**Exercise directions**
The line containing "What data populates" marks the start; return it and every line after it in the listing below, exactly, through the last.

**Listed records**
======
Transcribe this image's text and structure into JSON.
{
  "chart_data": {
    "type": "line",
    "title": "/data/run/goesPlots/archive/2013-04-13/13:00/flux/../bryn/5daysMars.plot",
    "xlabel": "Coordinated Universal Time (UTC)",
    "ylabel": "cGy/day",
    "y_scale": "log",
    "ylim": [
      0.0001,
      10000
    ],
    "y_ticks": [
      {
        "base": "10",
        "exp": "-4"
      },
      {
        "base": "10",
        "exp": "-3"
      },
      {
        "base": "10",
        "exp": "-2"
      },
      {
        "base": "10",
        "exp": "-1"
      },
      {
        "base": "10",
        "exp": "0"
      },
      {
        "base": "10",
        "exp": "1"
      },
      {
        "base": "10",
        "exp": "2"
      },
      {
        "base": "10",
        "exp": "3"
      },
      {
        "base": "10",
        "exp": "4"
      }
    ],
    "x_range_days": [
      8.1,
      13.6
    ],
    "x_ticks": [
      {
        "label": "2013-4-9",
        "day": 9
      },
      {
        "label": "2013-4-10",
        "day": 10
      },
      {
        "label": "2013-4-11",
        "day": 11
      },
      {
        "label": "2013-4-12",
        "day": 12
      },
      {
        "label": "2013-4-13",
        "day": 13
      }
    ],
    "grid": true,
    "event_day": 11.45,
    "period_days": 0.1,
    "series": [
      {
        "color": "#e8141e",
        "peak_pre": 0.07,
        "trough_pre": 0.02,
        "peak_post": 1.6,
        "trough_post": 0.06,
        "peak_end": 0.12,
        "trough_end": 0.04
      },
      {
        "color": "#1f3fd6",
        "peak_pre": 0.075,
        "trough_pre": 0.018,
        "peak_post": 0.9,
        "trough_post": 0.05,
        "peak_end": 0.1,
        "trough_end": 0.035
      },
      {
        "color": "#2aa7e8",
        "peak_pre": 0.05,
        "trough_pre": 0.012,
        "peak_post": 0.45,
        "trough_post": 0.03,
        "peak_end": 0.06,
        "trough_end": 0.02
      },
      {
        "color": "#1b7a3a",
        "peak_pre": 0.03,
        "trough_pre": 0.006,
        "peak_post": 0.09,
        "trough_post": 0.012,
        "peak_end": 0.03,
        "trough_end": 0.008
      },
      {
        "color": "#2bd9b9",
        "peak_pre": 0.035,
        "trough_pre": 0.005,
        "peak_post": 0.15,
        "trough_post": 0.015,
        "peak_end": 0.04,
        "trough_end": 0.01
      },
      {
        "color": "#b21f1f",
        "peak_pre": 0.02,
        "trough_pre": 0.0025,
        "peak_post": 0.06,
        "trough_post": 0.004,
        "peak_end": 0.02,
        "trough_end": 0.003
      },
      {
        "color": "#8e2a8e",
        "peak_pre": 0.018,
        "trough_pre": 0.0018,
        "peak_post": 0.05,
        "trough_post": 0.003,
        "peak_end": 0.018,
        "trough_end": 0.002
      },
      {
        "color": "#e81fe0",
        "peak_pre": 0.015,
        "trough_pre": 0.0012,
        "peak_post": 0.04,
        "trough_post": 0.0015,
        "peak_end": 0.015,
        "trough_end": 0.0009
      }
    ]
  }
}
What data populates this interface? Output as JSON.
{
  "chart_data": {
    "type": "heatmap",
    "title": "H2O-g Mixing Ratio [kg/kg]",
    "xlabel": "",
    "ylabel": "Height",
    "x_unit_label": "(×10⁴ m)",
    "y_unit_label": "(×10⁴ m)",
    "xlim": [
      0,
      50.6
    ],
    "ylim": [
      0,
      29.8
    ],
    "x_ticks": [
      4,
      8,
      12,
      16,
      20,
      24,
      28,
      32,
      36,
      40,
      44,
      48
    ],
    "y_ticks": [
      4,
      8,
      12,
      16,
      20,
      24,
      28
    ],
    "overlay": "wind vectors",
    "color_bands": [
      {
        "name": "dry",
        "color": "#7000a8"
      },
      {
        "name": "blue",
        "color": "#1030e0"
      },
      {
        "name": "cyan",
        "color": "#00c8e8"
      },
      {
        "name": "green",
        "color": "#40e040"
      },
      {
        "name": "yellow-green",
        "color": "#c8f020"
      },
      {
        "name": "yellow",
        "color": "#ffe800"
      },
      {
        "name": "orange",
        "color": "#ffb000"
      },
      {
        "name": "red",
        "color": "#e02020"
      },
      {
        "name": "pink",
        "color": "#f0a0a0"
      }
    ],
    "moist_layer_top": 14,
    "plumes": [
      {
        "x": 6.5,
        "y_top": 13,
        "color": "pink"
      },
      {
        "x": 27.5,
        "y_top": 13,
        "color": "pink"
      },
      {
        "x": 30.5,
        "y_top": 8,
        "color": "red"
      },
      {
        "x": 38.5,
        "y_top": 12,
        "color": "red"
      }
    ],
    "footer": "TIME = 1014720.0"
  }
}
======
**Correct output**
What data populates this interface? Output as JSON.
{
  "chart_data": {
    "type": "heatmap",
    "title": "H2O-g Mixing Ratio [kg/kg]",
    "xlabel": "",
    "ylabel": "Height",
    "x_unit_label": "(×10⁴ m)",
    "y_unit_label": "(×10⁴ m)",
    "xlim": [
      0,
      50.6
    ],
    "ylim": [
      0,
      29.8
    ],
    "x_ticks": [
      4,
      8,
      12,
      16,
      20,
      24,
      28,
      32,
      36,
      40,
      44,
      48
    ],
    "y_ticks": [
      4,
      8,
      12,
      16,
      20,
      24,
      28
    ],
    "overlay": "wind vectors",
    "color_bands": [
      {
        "name": "dry",
        "color": "#7000a8"
      },
      {
        "name": "blue",
        "color": "#1030e0"
      },
      {
        "name": "cyan",
        "color": "#00c8e8"
      },
      {
        "name": "green",
        "color": "#40e040"
      },
      {
        "name": "yellow-green",
        "color": "#c8f020"
      },
      {
        "name": "yellow",
        "color": "#ffe800"
      },
      {
        "name": "orange",
        "color": "#ffb000"
      },
      {
        "name": "red",
        "color": "#e02020"
      },
      {
        "name": "pink",
        "color": "#f0a0a0"
      }
    ],
    "moist_layer_top": 14,
    "plumes": [
      {
        "x": 6.5,
        "y_top": 13,
        "color": "pink"
      },
      {
        "x": 27.5,
        "y_top": 13,
        "color": "pink"
      },
      {
        "x": 30.5,
        "y_top": 8,
        "color": "red"
      },
      {
        "x": 38.5,
        "y_top": 12,
        "color": "red"
      }
    ],
    "footer": "TIME = 1014720.0"
  }
}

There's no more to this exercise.